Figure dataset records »

____________

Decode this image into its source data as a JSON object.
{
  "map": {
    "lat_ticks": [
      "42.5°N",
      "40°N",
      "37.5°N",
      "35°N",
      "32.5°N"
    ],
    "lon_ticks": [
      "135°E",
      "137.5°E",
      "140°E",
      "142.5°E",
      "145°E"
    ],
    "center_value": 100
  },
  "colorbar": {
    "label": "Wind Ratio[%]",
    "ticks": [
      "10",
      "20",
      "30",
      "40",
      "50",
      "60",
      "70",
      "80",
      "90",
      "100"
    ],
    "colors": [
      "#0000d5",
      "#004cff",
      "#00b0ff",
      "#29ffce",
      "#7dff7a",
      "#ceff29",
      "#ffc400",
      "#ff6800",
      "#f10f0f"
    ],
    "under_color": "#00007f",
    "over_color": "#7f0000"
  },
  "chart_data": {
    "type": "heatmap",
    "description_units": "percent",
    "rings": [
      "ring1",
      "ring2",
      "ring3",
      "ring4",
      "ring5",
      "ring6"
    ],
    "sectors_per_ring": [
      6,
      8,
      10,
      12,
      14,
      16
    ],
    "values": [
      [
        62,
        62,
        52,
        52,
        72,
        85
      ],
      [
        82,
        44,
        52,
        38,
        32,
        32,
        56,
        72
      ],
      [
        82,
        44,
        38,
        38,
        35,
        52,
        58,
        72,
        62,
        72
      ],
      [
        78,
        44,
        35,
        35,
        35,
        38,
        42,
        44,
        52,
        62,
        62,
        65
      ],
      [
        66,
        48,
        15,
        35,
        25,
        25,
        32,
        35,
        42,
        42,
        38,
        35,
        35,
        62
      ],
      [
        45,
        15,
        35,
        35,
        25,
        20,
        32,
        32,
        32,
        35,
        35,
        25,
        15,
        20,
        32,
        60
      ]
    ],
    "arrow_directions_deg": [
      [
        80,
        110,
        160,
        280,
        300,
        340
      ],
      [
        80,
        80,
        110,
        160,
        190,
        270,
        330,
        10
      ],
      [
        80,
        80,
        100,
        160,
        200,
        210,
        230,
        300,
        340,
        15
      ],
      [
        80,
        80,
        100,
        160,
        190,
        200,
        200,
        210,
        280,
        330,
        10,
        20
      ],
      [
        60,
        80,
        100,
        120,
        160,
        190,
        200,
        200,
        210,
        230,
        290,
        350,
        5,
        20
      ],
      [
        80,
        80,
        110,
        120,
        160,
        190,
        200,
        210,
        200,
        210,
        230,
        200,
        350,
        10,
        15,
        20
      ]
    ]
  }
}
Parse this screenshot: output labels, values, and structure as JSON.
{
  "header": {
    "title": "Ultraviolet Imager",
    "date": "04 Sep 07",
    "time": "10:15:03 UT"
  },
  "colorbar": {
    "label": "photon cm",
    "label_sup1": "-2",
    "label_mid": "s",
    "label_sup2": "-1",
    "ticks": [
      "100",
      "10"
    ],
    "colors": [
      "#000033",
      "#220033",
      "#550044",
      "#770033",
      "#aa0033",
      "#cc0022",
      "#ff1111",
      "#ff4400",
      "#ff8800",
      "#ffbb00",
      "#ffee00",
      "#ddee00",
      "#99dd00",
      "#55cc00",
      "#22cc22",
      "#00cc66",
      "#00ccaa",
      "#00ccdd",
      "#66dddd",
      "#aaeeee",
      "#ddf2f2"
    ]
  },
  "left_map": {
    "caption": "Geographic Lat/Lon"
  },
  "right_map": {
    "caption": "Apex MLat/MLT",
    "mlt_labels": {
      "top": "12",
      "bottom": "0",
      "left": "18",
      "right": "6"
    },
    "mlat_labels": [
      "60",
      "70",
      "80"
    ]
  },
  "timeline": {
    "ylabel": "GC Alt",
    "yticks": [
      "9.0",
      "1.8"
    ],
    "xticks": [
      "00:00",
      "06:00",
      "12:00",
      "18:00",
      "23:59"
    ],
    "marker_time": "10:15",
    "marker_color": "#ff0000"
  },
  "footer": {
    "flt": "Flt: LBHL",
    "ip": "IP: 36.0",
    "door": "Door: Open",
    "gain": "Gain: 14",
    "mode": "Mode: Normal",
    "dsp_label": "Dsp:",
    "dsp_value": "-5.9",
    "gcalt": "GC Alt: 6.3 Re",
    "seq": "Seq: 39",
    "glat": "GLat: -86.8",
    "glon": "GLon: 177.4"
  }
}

____________

Stated task » Write out the data exactly as it stands.

Written answer »
Decode this image into its source data as a JSON object.
{
  "map": {
    "lat_ticks": [
      "42.5°N",
      "40°N",
      "37.5°N",
      "35°N",
      "32.5°N"
    ],
    "lon_ticks": [
      "135°E",
      "137.5°E",
      "140°E",
      "142.5°E",
      "145°E"
    ],
    "center_value": 100
  },
  "colorbar": {
    "label": "Wind Ratio[%]",
    "ticks": [
      "10",
      "20",
      "30",
      "40",
      "50",
      "60",
      "70",
      "80",
      "90",
      "100"
    ],
    "colors": [
      "#0000d5",
      "#004cff",
      "#00b0ff",
      "#29ffce",
      "#7dff7a",
      "#ceff29",
      "#ffc400",
      "#ff6800",
      "#f10f0f"
    ],
    "under_color": "#00007f",
    "over_color": "#7f0000"
  },
  "chart_data": {
    "type": "heatmap",
    "description_units": "percent",
    "rings": [
      "ring1",
      "ring2",
      "ring3",
      "ring4",
      "ring5",
      "ring6"
    ],
    "sectors_per_ring": [
      6,
      8,
      10,
      12,
      14,
      16
    ],
    "values": [
      [
        62,
        62,
        52,
        52,
        72,
        85
      ],
      [
        82,
        44,
        52,
        38,
        32,
        32,
        56,
        72
      ],
      [
        82,
        44,
        38,
        38,
        35,
        52,
        58,
        72,
        62,
        72
      ],
      [
        78,
        44,
        35,
        35,
        35,
        38,
        42,
        44,
        52,
        62,
        62,
        65
      ],
      [
        66,
        48,
        15,
        35,
        25,
        25,
        32,
        35,
        42,
        42,
        38,
        35,
        35,
        62
      ],
      [
        45,
        15,
        35,
        35,
        25,
        20,
        32,
        32,
        32,
        35,
        35,
        25,
        15,
        20,
        32,
        60
      ]
    ],
    "arrow_directions_deg": [
      [
        80,
        110,
        160,
        280,
        300,
        340
      ],
      [
        80,
        80,
        110,
        160,
        190,
        270,
        330,
        10
      ],
      [
        80,
        80,
        100,
        160,
        200,
        210,
        230,
        300,
        340,
        15
      ],
      [
        80,
        80,
        100,
        160,
        190,
        200,
        200,
        210,
        280,
        330,
        10,
        20
      ],
      [
        60,
        80,
        100,
        120,
        160,
        190,
        200,
        200,
        210,
        230,
        290,
        350,
        5,
        20
      ],
      [
        80,
        80,
        110,
        120,
        160,
        190,
        200,
        210,
        200,
        210,
        230,
        200,
        350,
        10,
        15,
        20
      ]
    ]
  }
}
Parse this screenshot: output labels, values, and structure as JSON.
{
  "header": {
    "title": "Ultraviolet Imager",
    "date": "04 Sep 07",
    "time": "10:15:03 UT"
  },
  "colorbar": {
    "label": "photon cm",
    "label_sup1": "-2",
    "label_mid": "s",
    "label_sup2": "-1",
    "ticks": [
      "100",
      "10"
    ],
    "colors": [
      "#000033",
      "#220033",
      "#550044",
      "#770033",
      "#aa0033",
      "#cc0022",
      "#ff1111",
      "#ff4400",
      "#ff8800",
      "#ffbb00",
      "#ffee00",
      "#ddee00",
      "#99dd00",
      "#55cc00",
      "#22cc22",
      "#00cc66",
      "#00ccaa",
      "#00ccdd",
      "#66dddd",
      "#aaeeee",
      "#ddf2f2"
    ]
  },
  "left_map": {
    "caption": "Geographic Lat/Lon"
  },
  "right_map": {
    "caption": "Apex MLat/MLT",
    "mlt_labels": {
      "top": "12",
      "bottom": "0",
      "left": "18",
      "right": "6"
    },
    "mlat_labels": [
      "60",
      "70",
      "80"
    ]
  },
  "timeline": {
    "ylabel": "GC Alt",
    "yticks": [
      "9.0",
      "1.8"
    ],
    "xticks": [
      "00:00",
      "06:00",
      "12:00",
      "18:00",
      "23:59"
    ],
    "marker_time": "10:15",
    "marker_color": "#ff0000"
  },
  "footer": {
    "flt": "Flt: LBHL",
    "ip": "IP: 36.0",
    "door": "Door: Open",
    "gain": "Gain: 14",
    "mode": "Mode: Normal",
    "dsp_label": "Dsp:",
    "dsp_value": "-5.9",
    "gcalt": "GC Alt: 6.3 Re",
    "seq": "Seq: 39",
    "glat": "GLat: -86.8",
    "glon": "GLon: 177.4"
  }
}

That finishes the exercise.